--- Dataset content ---
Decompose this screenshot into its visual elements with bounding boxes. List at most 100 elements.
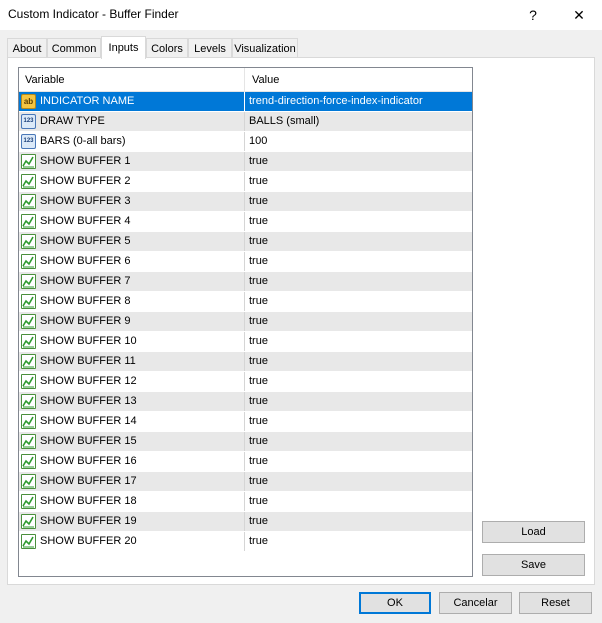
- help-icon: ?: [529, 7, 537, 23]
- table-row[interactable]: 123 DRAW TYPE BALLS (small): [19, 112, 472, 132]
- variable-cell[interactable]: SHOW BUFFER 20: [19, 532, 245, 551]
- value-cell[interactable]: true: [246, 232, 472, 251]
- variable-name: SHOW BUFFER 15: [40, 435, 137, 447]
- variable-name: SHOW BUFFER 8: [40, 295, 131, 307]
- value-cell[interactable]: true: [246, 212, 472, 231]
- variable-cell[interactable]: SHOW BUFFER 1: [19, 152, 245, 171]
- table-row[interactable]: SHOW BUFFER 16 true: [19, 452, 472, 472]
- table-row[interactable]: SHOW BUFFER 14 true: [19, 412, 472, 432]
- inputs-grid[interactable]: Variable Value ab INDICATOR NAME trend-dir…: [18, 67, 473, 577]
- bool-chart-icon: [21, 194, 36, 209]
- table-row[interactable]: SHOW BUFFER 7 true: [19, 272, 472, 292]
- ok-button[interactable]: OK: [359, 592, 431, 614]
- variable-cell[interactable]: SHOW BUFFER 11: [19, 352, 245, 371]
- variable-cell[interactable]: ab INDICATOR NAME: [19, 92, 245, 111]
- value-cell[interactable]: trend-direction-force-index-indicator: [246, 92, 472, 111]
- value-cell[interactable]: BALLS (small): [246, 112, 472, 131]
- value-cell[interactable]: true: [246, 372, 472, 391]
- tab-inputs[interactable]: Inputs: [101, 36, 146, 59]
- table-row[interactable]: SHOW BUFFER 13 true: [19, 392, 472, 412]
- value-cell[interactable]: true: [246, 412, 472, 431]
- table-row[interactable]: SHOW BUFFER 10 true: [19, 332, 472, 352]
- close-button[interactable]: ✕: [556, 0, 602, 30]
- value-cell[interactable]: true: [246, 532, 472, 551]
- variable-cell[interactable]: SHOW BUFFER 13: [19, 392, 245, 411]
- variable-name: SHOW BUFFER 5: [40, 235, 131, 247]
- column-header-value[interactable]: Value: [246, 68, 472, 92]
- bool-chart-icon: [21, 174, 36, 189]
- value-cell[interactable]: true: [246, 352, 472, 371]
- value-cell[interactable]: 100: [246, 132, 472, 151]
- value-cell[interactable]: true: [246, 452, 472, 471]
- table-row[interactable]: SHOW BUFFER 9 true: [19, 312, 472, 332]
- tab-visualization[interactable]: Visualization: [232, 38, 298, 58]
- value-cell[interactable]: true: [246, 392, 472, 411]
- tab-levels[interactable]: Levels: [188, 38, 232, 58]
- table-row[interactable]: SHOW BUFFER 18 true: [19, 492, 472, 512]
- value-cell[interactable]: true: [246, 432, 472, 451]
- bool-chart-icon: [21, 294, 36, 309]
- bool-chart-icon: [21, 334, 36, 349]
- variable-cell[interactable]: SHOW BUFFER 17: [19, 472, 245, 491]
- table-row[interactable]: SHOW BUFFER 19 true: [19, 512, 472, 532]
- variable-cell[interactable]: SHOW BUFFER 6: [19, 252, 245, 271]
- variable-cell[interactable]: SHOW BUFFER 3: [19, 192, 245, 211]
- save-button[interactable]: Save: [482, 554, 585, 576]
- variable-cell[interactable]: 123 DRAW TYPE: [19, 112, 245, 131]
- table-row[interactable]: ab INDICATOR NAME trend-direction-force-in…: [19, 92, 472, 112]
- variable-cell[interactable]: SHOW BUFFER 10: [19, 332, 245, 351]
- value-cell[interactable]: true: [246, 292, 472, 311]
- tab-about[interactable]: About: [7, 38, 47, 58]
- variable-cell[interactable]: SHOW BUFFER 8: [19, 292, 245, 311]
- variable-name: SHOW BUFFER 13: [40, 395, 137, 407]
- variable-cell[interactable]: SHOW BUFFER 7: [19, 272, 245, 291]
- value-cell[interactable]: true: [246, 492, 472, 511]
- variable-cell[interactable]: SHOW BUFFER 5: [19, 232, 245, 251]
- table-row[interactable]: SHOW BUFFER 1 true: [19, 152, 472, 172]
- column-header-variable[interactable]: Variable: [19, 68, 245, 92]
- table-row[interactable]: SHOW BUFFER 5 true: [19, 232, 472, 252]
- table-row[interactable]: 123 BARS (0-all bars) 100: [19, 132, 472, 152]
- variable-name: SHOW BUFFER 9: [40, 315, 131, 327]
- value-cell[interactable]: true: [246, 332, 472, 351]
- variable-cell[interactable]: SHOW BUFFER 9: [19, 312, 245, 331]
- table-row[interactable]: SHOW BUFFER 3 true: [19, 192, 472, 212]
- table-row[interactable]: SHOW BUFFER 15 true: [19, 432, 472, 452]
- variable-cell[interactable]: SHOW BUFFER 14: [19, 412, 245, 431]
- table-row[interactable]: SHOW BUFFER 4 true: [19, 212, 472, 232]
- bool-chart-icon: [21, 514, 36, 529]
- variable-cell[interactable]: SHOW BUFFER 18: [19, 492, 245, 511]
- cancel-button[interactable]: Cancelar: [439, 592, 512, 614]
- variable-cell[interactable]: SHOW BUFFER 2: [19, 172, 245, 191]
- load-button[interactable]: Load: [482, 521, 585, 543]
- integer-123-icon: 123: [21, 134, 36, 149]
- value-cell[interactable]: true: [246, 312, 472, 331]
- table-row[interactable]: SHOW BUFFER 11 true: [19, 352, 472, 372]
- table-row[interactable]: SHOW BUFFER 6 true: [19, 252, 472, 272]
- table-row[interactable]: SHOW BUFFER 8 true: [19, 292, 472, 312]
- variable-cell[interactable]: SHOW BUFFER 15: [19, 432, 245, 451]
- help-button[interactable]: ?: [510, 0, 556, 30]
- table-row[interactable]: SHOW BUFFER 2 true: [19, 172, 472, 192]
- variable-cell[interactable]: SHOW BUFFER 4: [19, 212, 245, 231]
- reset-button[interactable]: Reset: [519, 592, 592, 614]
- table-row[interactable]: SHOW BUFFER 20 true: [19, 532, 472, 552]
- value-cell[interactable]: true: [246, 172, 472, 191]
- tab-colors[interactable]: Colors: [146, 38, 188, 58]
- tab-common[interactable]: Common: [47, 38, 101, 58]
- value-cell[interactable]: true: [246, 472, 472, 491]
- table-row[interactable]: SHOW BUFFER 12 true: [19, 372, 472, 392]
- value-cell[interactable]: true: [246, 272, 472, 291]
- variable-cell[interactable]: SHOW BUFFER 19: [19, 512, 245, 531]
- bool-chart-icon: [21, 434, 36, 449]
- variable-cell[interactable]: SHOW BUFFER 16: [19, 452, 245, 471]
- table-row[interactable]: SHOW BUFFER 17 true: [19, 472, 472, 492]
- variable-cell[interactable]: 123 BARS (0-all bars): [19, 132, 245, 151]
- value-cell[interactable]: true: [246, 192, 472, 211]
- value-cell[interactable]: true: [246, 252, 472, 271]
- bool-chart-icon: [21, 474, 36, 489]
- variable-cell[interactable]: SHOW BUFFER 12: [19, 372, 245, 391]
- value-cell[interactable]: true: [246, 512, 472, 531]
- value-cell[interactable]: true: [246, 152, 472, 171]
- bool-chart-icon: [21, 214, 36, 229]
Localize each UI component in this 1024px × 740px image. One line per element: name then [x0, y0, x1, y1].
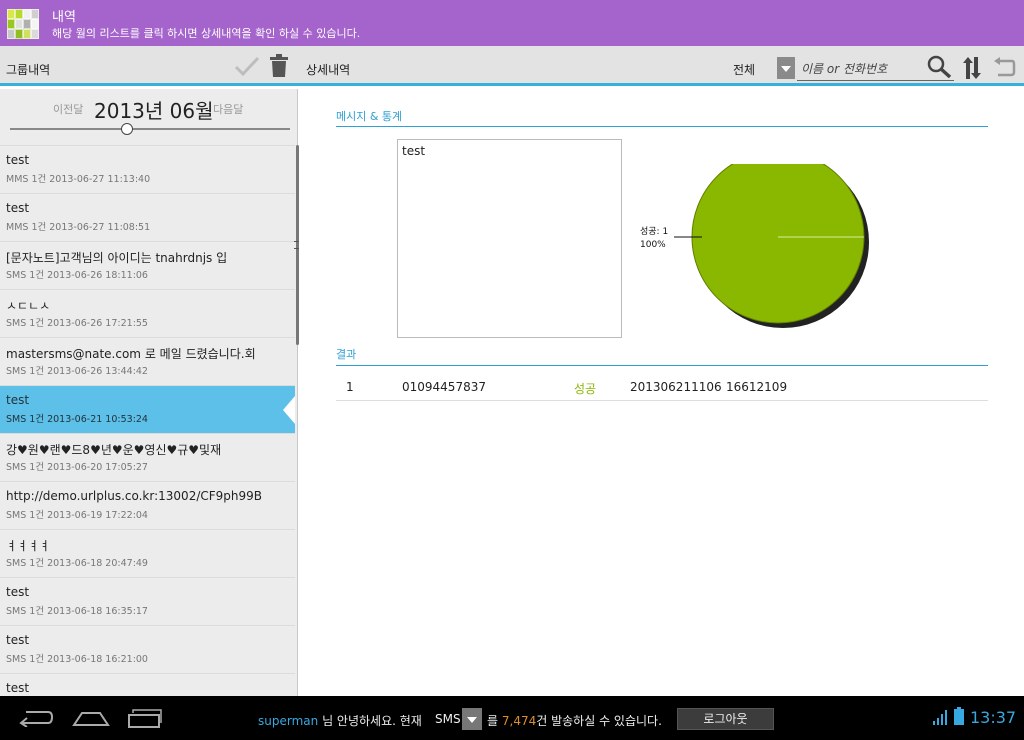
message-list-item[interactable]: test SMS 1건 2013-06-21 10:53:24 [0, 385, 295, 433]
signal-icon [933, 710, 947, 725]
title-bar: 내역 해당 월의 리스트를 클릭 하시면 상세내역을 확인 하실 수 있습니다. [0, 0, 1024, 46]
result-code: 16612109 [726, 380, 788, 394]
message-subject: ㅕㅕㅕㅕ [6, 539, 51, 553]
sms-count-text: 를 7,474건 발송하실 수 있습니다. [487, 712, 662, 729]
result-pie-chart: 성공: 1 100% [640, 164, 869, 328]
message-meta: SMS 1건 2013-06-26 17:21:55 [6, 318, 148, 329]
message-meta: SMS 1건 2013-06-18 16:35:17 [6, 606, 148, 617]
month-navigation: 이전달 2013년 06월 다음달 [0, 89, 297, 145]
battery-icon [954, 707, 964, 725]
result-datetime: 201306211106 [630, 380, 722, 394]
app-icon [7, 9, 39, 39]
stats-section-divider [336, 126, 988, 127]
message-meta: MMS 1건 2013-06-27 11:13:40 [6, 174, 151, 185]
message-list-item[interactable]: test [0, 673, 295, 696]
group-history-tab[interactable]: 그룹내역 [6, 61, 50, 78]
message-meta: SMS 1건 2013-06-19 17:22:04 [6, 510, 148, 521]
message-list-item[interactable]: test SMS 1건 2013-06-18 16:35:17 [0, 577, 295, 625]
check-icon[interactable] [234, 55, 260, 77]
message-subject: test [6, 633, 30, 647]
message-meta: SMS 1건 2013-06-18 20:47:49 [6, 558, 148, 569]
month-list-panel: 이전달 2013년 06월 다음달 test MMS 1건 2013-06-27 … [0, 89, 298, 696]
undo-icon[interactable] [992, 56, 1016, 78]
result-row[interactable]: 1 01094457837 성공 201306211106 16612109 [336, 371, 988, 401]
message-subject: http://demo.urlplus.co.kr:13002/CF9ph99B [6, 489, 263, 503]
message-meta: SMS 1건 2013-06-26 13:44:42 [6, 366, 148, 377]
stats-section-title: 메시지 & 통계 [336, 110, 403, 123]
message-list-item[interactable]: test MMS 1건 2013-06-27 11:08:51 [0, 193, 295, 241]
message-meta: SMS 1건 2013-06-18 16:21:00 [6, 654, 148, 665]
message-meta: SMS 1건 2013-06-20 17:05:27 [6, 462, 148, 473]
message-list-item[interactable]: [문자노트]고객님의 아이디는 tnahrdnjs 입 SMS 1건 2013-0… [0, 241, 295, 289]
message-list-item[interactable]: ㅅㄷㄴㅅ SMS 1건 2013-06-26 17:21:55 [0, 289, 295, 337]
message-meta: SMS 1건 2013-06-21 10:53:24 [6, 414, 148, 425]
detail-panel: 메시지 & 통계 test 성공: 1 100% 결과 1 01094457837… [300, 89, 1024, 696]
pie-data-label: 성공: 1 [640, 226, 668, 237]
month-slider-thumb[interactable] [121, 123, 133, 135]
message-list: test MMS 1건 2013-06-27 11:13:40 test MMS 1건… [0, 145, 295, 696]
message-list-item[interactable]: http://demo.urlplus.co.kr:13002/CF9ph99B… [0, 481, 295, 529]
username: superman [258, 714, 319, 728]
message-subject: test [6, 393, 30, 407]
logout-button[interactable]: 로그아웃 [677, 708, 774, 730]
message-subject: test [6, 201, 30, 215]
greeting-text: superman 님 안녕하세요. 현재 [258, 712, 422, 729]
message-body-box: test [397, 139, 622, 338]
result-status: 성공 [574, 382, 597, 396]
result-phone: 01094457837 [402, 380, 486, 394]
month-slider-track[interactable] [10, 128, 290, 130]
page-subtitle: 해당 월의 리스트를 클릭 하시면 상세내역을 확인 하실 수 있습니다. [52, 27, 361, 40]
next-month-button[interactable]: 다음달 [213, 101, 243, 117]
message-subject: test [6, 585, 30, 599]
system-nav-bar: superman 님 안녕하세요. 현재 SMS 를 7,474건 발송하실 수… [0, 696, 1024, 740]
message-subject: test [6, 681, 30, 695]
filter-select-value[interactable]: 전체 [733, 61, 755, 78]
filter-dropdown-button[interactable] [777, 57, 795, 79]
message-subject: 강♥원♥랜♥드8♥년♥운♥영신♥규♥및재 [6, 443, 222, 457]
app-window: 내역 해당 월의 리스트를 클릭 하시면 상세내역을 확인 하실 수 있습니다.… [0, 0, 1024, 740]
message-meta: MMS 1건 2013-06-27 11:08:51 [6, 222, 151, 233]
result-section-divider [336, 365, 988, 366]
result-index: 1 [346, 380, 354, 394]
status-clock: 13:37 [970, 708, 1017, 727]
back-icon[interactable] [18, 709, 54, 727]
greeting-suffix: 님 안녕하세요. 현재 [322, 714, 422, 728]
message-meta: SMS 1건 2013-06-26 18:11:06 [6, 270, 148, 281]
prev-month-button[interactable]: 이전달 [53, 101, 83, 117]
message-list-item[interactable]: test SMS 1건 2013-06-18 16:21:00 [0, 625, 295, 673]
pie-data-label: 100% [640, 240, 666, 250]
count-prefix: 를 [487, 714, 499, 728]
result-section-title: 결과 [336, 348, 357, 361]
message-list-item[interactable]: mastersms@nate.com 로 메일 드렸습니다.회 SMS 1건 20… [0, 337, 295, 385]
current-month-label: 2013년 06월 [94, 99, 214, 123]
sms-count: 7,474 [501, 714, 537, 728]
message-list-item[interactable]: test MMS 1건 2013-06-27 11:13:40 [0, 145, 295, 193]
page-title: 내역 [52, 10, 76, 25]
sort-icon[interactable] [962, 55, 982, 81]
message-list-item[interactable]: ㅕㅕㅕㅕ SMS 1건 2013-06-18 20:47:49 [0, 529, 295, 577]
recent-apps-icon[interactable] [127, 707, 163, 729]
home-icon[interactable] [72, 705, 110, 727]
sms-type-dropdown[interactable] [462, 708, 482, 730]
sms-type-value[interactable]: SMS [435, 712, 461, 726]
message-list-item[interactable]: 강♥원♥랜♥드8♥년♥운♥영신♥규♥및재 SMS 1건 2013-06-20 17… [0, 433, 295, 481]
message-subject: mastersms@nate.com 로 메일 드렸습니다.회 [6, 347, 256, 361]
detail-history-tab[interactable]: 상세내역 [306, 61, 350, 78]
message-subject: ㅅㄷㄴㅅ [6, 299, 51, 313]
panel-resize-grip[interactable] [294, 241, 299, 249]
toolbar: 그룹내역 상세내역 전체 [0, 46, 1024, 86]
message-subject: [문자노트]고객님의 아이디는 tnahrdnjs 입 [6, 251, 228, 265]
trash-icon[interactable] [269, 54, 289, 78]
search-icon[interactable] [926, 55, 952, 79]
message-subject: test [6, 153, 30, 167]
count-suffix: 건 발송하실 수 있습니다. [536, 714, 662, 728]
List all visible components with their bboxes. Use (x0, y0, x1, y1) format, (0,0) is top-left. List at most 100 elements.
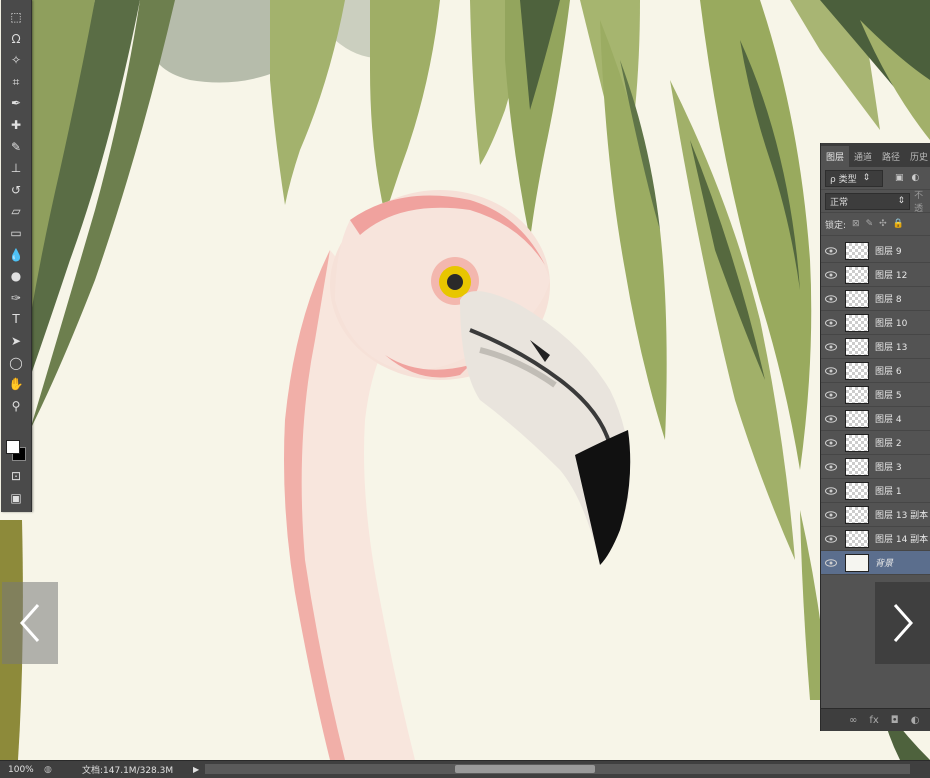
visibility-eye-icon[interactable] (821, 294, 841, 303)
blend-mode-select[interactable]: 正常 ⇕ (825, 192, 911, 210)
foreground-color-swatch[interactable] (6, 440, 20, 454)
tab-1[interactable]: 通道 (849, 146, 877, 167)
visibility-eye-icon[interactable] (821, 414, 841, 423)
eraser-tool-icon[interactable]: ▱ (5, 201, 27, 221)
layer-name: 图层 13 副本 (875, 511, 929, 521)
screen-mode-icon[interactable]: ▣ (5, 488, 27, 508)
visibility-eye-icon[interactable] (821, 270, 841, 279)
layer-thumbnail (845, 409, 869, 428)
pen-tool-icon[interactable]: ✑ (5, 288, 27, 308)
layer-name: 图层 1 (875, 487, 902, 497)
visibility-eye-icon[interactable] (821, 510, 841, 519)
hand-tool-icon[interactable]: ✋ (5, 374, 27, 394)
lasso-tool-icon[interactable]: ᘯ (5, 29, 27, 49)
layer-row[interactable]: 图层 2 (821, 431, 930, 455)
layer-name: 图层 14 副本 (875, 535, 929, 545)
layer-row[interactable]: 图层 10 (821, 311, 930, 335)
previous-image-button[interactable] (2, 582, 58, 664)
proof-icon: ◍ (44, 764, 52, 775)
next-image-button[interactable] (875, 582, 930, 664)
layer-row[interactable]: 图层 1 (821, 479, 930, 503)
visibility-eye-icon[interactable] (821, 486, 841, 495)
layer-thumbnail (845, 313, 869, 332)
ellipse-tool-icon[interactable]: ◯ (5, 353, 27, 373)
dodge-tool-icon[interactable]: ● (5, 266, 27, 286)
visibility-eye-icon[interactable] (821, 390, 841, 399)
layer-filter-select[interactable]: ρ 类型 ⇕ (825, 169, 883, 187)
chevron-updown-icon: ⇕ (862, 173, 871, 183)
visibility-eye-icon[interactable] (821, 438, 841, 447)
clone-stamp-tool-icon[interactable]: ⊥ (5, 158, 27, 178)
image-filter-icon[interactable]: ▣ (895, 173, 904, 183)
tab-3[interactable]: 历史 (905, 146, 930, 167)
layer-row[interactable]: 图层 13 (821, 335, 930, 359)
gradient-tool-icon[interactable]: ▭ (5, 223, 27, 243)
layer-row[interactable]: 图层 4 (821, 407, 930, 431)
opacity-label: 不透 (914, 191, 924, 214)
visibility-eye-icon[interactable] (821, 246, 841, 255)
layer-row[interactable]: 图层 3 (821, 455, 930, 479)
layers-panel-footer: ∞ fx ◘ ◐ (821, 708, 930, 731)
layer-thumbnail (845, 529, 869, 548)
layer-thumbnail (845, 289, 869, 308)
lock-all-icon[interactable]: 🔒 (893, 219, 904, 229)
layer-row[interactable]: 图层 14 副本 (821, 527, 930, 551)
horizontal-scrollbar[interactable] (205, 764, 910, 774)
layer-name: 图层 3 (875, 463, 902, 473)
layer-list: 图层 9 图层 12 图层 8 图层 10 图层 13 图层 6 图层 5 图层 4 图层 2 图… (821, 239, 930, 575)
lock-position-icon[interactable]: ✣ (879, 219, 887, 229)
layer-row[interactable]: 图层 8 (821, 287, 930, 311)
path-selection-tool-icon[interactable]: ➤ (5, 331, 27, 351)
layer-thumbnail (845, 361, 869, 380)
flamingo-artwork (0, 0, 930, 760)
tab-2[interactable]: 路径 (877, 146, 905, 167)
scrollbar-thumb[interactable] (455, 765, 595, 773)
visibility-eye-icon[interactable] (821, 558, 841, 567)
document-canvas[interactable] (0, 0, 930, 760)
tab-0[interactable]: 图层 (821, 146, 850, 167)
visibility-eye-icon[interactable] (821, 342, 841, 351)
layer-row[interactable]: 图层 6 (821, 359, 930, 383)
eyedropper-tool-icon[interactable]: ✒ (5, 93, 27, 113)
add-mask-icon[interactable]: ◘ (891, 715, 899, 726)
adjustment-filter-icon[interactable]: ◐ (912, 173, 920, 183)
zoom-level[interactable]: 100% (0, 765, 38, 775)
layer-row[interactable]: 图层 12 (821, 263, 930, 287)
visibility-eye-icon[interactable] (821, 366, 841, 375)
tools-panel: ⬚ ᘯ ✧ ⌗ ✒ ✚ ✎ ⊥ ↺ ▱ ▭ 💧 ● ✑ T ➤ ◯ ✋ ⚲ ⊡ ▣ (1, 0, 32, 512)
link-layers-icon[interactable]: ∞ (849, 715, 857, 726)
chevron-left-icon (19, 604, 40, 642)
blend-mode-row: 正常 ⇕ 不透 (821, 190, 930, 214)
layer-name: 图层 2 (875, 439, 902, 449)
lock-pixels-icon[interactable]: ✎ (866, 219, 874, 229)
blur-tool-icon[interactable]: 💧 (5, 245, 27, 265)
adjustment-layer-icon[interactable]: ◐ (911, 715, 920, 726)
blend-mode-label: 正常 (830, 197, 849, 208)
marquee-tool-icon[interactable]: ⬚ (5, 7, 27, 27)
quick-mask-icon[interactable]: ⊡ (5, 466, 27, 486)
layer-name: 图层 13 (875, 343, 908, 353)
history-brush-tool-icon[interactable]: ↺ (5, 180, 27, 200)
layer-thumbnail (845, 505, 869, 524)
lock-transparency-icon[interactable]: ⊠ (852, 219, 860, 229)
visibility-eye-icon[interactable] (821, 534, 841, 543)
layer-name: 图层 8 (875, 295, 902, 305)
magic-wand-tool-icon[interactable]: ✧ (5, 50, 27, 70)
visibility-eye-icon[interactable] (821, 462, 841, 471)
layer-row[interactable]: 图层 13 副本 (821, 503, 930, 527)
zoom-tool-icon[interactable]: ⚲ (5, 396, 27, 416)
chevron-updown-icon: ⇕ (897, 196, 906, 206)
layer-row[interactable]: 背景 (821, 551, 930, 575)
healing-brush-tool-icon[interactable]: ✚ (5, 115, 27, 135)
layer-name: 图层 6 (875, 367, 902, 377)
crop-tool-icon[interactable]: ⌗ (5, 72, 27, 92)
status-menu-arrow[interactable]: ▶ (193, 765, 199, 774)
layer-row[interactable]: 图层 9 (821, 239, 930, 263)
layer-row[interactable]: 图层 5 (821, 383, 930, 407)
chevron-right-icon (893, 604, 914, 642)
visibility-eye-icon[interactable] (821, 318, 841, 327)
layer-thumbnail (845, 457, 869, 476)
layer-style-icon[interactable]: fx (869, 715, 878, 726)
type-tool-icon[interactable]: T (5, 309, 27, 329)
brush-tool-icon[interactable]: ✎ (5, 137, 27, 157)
---
Rewrite the records starting at "visibility-eye-icon[interactable] (821, 294, 841, 303)" and ending at "lock-all-icon[interactable]: 🔒 (893, 219, 904, 229)", changing "layer-thumbnail" to "layer-preview" and leaving all else unchanged.

visibility-eye-icon[interactable] (821, 294, 841, 303)
blend-mode-select[interactable]: 正常 ⇕ (825, 192, 911, 210)
foreground-color-swatch[interactable] (6, 440, 20, 454)
tab-1[interactable]: 通道 (849, 146, 877, 167)
visibility-eye-icon[interactable] (821, 414, 841, 423)
eraser-tool-icon[interactable]: ▱ (5, 201, 27, 221)
layer-name: 图层 13 副本 (875, 511, 929, 521)
screen-mode-icon[interactable]: ▣ (5, 488, 27, 508)
visibility-eye-icon[interactable] (821, 270, 841, 279)
layer-preview (845, 409, 869, 428)
pen-tool-icon[interactable]: ✑ (5, 288, 27, 308)
layer-name: 图层 1 (875, 487, 902, 497)
visibility-eye-icon[interactable] (821, 510, 841, 519)
hand-tool-icon[interactable]: ✋ (5, 374, 27, 394)
lasso-tool-icon[interactable]: ᘯ (5, 29, 27, 49)
layer-row[interactable]: 图层 2 (821, 431, 930, 455)
layer-name: 图层 14 副本 (875, 535, 929, 545)
layer-row[interactable]: 图层 10 (821, 311, 930, 335)
previous-image-button[interactable] (2, 582, 58, 664)
proof-icon: ◍ (44, 764, 52, 775)
next-image-button[interactable] (875, 582, 930, 664)
layer-row[interactable]: 图层 1 (821, 479, 930, 503)
visibility-eye-icon[interactable] (821, 486, 841, 495)
layer-preview (845, 313, 869, 332)
ellipse-tool-icon[interactable]: ◯ (5, 353, 27, 373)
dodge-tool-icon[interactable]: ● (5, 266, 27, 286)
visibility-eye-icon[interactable] (821, 390, 841, 399)
layer-filter-select[interactable]: ρ 类型 ⇕ (825, 169, 883, 187)
chevron-updown-icon: ⇕ (862, 173, 871, 183)
visibility-eye-icon[interactable] (821, 438, 841, 447)
clone-stamp-tool-icon[interactable]: ⊥ (5, 158, 27, 178)
image-filter-icon[interactable]: ▣ (895, 173, 904, 183)
tab-3[interactable]: 历史 (905, 146, 930, 167)
layer-row[interactable]: 图层 13 (821, 335, 930, 359)
gradient-tool-icon[interactable]: ▭ (5, 223, 27, 243)
layer-row[interactable]: 图层 4 (821, 407, 930, 431)
opacity-label: 不透 (914, 191, 924, 214)
visibility-eye-icon[interactable] (821, 246, 841, 255)
layer-row[interactable]: 图层 3 (821, 455, 930, 479)
layers-panel-footer: ∞ fx ◘ ◐ (821, 708, 930, 731)
layer-preview (845, 529, 869, 548)
layer-preview (845, 289, 869, 308)
lock-all-icon[interactable]: 🔒 (893, 219, 904, 229)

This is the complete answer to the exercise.